§ **JOB**:
Write out every entry word for word.

[Records from a collection of figures]

____________

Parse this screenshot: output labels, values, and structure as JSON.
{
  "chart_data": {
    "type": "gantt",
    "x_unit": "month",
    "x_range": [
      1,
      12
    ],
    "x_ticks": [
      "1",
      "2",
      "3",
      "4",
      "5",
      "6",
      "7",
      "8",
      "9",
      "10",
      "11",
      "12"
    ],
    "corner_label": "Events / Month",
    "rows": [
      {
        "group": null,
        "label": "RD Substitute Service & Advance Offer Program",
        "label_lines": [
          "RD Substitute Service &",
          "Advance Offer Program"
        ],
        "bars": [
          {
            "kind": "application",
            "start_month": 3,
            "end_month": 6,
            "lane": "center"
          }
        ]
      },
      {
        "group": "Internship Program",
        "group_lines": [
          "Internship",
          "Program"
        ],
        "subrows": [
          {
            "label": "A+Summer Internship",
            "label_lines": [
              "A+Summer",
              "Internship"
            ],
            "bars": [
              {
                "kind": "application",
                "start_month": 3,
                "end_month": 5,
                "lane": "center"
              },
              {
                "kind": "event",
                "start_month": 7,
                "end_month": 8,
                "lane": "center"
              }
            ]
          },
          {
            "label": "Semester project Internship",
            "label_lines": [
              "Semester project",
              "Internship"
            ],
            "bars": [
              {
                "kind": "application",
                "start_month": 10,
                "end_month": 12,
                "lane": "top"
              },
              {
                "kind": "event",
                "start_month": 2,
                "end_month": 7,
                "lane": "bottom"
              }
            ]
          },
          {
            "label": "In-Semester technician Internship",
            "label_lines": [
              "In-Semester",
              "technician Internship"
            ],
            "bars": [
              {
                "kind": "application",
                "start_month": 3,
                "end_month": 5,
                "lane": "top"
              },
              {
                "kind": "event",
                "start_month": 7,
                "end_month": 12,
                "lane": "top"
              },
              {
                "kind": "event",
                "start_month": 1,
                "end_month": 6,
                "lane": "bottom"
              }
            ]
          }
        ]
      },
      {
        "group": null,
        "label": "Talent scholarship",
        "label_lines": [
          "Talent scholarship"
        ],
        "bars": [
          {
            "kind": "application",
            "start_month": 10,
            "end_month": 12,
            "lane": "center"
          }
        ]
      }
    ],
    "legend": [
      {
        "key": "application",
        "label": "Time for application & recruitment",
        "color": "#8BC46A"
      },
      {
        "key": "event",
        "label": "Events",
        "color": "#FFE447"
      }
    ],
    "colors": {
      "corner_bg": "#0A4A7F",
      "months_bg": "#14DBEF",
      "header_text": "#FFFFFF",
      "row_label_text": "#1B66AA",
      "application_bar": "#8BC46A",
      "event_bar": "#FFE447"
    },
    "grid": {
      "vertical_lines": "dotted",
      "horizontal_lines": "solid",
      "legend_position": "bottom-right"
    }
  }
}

____________

§ **TASK ANSWER**:
Parse this screenshot: output labels, values, and structure as JSON.
{
  "chart_data": {
    "type": "gantt",
    "x_unit": "month",
    "x_range": [
      1,
      12
    ],
    "x_ticks": [
      "1",
      "2",
      "3",
      "4",
      "5",
      "6",
      "7",
      "8",
      "9",
      "10",
      "11",
      "12"
    ],
    "corner_label": "Events / Month",
    "rows": [
      {
        "group": null,
        "label": "RD Substitute Service & Advance Offer Program",
        "label_lines": [
          "RD Substitute Service &",
          "Advance Offer Program"
        ],
        "bars": [
          {
            "kind": "application",
            "start_month": 3,
            "end_month": 6,
            "lane": "center"
          }
        ]
      },
      {
        "group": "Internship Program",
        "group_lines": [
          "Internship",
          "Program"
        ],
        "subrows": [
          {
            "label": "A+Summer Internship",
            "label_lines": [
              "A+Summer",
              "Internship"
            ],
            "bars": [
              {
                "kind": "application",
                "start_month": 3,
                "end_month": 5,
                "lane": "center"
              },
              {
                "kind": "event",
                "start_month": 7,
                "end_month": 8,
                "lane": "center"
              }
            ]
          },
          {
            "label": "Semester project Internship",
            "label_lines": [
              "Semester project",
              "Internship"
            ],
            "bars": [
              {
                "kind": "application",
                "start_month": 10,
                "end_month": 12,
                "lane": "top"
              },
              {
                "kind": "event",
                "start_month": 2,
                "end_month": 7,
                "lane": "bottom"
              }
            ]
          },
          {
            "label": "In-Semester technician Internship",
            "label_lines": [
              "In-Semester",
              "technician Internship"
            ],
            "bars": [
              {
                "kind": "application",
                "start_month": 3,
                "end_month": 5,
                "lane": "top"
              },
              {
                "kind": "event",
                "start_month": 7,
                "end_month": 12,
                "lane": "top"
              },
              {
                "kind": "event",
                "start_month": 1,
                "end_month": 6,
                "lane": "bottom"
              }
            ]
          }
        ]
      },
      {
        "group": null,
        "label": "Talent scholarship",
        "label_lines": [
          "Talent scholarship"
        ],
        "bars": [
          {
            "kind": "application",
            "start_month": 10,
            "end_month": 12,
            "lane": "center"
          }
        ]
      }
    ],
    "legend": [
      {
        "key": "application",
        "label": "Time for application & recruitment",
        "color": "#8BC46A"
      },
      {
        "key": "event",
        "label": "Events",
        "color": "#FFE447"
      }
    ],
    "colors": {
      "corner_bg": "#0A4A7F",
      "months_bg": "#14DBEF",
      "header_text": "#FFFFFF",
      "row_label_text": "#1B66AA",
      "application_bar": "#8BC46A",
      "event_bar": "#FFE447"
    },
    "grid": {
      "vertical_lines": "dotted",
      "horizontal_lines": "solid",
      "legend_position": "bottom-right"
    }
  }
}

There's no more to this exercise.